> **Aim of the task**:
Can you transcribe every record below exactly as it appears?

> **Stored records**:
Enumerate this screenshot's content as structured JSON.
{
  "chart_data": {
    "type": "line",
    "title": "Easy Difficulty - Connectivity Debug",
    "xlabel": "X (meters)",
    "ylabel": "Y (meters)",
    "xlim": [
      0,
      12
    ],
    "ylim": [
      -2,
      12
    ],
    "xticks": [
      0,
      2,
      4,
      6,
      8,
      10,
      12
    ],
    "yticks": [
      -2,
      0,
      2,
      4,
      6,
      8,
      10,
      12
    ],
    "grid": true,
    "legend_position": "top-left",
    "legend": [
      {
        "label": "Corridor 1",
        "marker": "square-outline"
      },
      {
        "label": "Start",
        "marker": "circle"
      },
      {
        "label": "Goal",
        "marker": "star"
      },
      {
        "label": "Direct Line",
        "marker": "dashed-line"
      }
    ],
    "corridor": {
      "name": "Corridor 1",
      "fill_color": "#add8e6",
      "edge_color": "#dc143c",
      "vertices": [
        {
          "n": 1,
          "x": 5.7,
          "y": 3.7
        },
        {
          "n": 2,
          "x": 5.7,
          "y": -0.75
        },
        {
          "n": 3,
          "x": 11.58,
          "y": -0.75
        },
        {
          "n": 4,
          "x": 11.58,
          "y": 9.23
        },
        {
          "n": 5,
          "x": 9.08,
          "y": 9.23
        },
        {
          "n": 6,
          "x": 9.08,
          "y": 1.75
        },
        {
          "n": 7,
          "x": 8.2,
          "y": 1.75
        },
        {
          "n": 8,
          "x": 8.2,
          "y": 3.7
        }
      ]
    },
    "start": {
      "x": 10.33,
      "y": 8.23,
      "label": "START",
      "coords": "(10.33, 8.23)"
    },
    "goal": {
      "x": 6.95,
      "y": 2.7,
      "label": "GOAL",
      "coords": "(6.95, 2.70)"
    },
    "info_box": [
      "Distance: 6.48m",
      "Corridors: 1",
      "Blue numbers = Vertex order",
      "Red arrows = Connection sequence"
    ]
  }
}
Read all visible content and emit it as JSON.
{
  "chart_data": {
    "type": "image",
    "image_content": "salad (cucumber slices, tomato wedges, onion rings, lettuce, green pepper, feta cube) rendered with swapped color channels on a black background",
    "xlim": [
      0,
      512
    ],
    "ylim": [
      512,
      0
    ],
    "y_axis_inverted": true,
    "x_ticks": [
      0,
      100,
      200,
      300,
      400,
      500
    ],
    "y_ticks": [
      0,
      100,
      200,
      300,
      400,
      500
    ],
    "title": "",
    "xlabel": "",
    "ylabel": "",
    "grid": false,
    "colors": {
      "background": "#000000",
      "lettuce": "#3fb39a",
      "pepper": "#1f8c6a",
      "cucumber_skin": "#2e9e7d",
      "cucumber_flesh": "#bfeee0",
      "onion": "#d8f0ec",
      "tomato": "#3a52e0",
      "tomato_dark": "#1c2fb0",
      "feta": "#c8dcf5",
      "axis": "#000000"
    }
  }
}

> **Response to this exercise**:
Enumerate this screenshot's content as structured JSON.
{
  "chart_data": {
    "type": "line",
    "title": "Easy Difficulty - Connectivity Debug",
    "xlabel": "X (meters)",
    "ylabel": "Y (meters)",
    "xlim": [
      0,
      12
    ],
    "ylim": [
      -2,
      12
    ],
    "xticks": [
      0,
      2,
      4,
      6,
      8,
      10,
      12
    ],
    "yticks": [
      -2,
      0,
      2,
      4,
      6,
      8,
      10,
      12
    ],
    "grid": true,
    "legend_position": "top-left",
    "legend": [
      {
        "label": "Corridor 1",
        "marker": "square-outline"
      },
      {
        "label": "Start",
        "marker": "circle"
      },
      {
        "label": "Goal",
        "marker": "star"
      },
      {
        "label": "Direct Line",
        "marker": "dashed-line"
      }
    ],
    "corridor": {
      "name": "Corridor 1",
      "fill_color": "#add8e6",
      "edge_color": "#dc143c",
      "vertices": [
        {
          "n": 1,
          "x": 5.7,
          "y": 3.7
        },
        {
          "n": 2,
          "x": 5.7,
          "y": -0.75
        },
        {
          "n": 3,
          "x": 11.58,
          "y": -0.75
        },
        {
          "n": 4,
          "x": 11.58,
          "y": 9.23
        },
        {
          "n": 5,
          "x": 9.08,
          "y": 9.23
        },
        {
          "n": 6,
          "x": 9.08,
          "y": 1.75
        },
        {
          "n": 7,
          "x": 8.2,
          "y": 1.75
        },
        {
          "n": 8,
          "x": 8.2,
          "y": 3.7
        }
      ]
    },
    "start": {
      "x": 10.33,
      "y": 8.23,
      "label": "START",
      "coords": "(10.33, 8.23)"
    },
    "goal": {
      "x": 6.95,
      "y": 2.7,
      "label": "GOAL",
      "coords": "(6.95, 2.70)"
    },
    "info_box": [
      "Distance: 6.48m",
      "Corridors: 1",
      "Blue numbers = Vertex order",
      "Red arrows = Connection sequence"
    ]
  }
}
Read all visible content and emit it as JSON.
{
  "chart_data": {
    "type": "image",
    "image_content": "salad (cucumber slices, tomato wedges, onion rings, lettuce, green pepper, feta cube) rendered with swapped color channels on a black background",
    "xlim": [
      0,
      512
    ],
    "ylim": [
      512,
      0
    ],
    "y_axis_inverted": true,
    "x_ticks": [
      0,
      100,
      200,
      300,
      400,
      500
    ],
    "y_ticks": [
      0,
      100,
      200,
      300,
      400,
      500
    ],
    "title": "",
    "xlabel": "",
    "ylabel": "",
    "grid": false,
    "colors": {
      "background": "#000000",
      "lettuce": "#3fb39a",
      "pepper": "#1f8c6a",
      "cucumber_skin": "#2e9e7d",
      "cucumber_flesh": "#bfeee0",
      "onion": "#d8f0ec",
      "tomato": "#3a52e0",
      "tomato_dark": "#1c2fb0",
      "feta": "#c8dcf5",
      "axis": "#000000"
    }
  }
}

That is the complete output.